▼
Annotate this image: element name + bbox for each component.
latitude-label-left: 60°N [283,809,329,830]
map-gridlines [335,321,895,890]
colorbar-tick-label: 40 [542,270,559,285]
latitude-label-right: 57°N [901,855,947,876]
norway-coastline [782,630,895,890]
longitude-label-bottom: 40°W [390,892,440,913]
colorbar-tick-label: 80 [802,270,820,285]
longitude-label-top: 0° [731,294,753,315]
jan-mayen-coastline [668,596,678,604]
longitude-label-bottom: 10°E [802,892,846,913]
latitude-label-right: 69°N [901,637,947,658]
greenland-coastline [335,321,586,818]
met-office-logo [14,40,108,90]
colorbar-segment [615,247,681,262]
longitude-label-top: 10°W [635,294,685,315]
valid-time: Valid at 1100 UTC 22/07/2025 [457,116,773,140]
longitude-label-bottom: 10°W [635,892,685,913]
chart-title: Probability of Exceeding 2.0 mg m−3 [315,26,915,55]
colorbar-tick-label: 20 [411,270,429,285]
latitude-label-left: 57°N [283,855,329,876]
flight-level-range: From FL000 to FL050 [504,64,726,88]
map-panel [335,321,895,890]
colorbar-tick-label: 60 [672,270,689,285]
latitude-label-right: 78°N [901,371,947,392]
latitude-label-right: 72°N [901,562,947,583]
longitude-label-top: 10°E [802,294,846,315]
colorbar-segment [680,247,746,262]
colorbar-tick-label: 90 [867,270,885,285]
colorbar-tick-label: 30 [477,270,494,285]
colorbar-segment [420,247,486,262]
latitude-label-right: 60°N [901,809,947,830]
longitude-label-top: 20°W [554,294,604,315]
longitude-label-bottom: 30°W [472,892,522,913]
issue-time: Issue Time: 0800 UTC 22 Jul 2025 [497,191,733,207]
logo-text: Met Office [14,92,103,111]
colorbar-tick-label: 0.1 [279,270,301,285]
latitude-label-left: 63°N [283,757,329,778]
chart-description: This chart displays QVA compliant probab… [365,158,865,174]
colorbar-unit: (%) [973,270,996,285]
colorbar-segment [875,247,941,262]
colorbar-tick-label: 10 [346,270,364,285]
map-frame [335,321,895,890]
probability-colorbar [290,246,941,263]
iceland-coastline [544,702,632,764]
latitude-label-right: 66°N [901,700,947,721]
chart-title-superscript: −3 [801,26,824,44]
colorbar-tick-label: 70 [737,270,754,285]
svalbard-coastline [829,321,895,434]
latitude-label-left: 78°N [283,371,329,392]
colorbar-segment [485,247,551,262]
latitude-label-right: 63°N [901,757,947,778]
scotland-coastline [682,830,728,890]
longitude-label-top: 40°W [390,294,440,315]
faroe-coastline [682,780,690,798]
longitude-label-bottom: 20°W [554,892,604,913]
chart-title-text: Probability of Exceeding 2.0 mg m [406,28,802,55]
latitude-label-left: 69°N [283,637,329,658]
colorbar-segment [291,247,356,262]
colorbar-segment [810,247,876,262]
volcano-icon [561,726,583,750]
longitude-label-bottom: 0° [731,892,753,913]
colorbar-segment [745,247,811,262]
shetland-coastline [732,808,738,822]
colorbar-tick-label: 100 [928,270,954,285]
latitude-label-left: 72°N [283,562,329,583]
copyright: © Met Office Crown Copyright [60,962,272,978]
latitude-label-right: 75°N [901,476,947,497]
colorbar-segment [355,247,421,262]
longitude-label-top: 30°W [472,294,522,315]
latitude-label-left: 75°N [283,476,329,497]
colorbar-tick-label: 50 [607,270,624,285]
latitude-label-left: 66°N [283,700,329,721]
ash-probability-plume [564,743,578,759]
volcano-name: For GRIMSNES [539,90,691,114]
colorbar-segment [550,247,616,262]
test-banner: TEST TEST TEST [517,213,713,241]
▲
Print every row above character for character, with nothing added, removed, or reordered.

• Full solution
Annotate this image: element name + bbox for each component.
latitude-label-left: 60°N [283,809,329,830]
map-gridlines [335,321,895,890]
colorbar-tick-label: 40 [542,270,559,285]
latitude-label-right: 57°N [901,855,947,876]
norway-coastline [782,630,895,890]
longitude-label-bottom: 40°W [390,892,440,913]
colorbar-tick-label: 80 [802,270,820,285]
longitude-label-top: 0° [731,294,753,315]
jan-mayen-coastline [668,596,678,604]
longitude-label-bottom: 10°E [802,892,846,913]
latitude-label-right: 69°N [901,637,947,658]
greenland-coastline [335,321,586,818]
met-office-logo [14,40,108,90]
colorbar-segment [615,247,681,262]
longitude-label-top: 10°W [635,294,685,315]
valid-time: Valid at 1100 UTC 22/07/2025 [457,116,773,140]
longitude-label-bottom: 10°W [635,892,685,913]
chart-title: Probability of Exceeding 2.0 mg m−3 [315,26,915,55]
colorbar-tick-label: 20 [411,270,429,285]
latitude-label-left: 57°N [283,855,329,876]
flight-level-range: From FL000 to FL050 [504,64,726,88]
map-panel [335,321,895,890]
colorbar-tick-label: 60 [672,270,689,285]
latitude-label-right: 78°N [901,371,947,392]
latitude-label-right: 72°N [901,562,947,583]
longitude-label-top: 10°E [802,294,846,315]
colorbar-segment [680,247,746,262]
colorbar-tick-label: 90 [867,270,885,285]
colorbar-tick-label: 30 [477,270,494,285]
colorbar-segment [420,247,486,262]
latitude-label-right: 60°N [901,809,947,830]
longitude-label-top: 20°W [554,294,604,315]
longitude-label-bottom: 30°W [472,892,522,913]
issue-time: Issue Time: 0800 UTC 22 Jul 2025 [497,191,733,207]
logo-text: Met Office [14,92,103,111]
colorbar-tick-label: 0.1 [279,270,301,285]
latitude-label-left: 63°N [283,757,329,778]
chart-description: This chart displays QVA compliant probab… [365,158,865,174]
colorbar-unit: (%) [973,270,996,285]
colorbar-segment [875,247,941,262]
colorbar-tick-label: 10 [346,270,364,285]
map-frame [335,321,895,890]
probability-colorbar [290,246,941,263]
iceland-coastline [544,702,632,764]
latitude-label-right: 66°N [901,700,947,721]
chart-title-superscript: −3 [801,26,824,44]
colorbar-tick-label: 70 [737,270,754,285]
svalbard-coastline [829,321,895,434]
latitude-label-left: 78°N [283,371,329,392]
colorbar-segment [485,247,551,262]
latitude-label-right: 63°N [901,757,947,778]
scotland-coastline [682,830,728,890]
longitude-label-top: 40°W [390,294,440,315]
faroe-coastline [682,780,690,798]
longitude-label-bottom: 20°W [554,892,604,913]
chart-title-text: Probability of Exceeding 2.0 mg m [406,28,802,55]
latitude-label-left: 69°N [283,637,329,658]
colorbar-segment [291,247,356,262]
colorbar-segment [810,247,876,262]
volcano-icon [561,726,583,750]
longitude-label-bottom: 0° [731,892,753,913]
colorbar-segment [745,247,811,262]
shetland-coastline [732,808,738,822]
colorbar-tick-label: 100 [928,270,954,285]
latitude-label-left: 72°N [283,562,329,583]
copyright: © Met Office Crown Copyright [60,962,272,978]
latitude-label-right: 75°N [901,476,947,497]
colorbar-segment [355,247,421,262]
longitude-label-top: 30°W [472,294,522,315]
latitude-label-left: 75°N [283,476,329,497]
colorbar-tick-label: 50 [607,270,624,285]
latitude-label-left: 66°N [283,700,329,721]
ash-probability-plume [564,743,578,759]
volcano-name: For GRIMSNES [539,90,691,114]
colorbar-segment [550,247,616,262]
test-banner: TEST TEST TEST [517,213,713,241]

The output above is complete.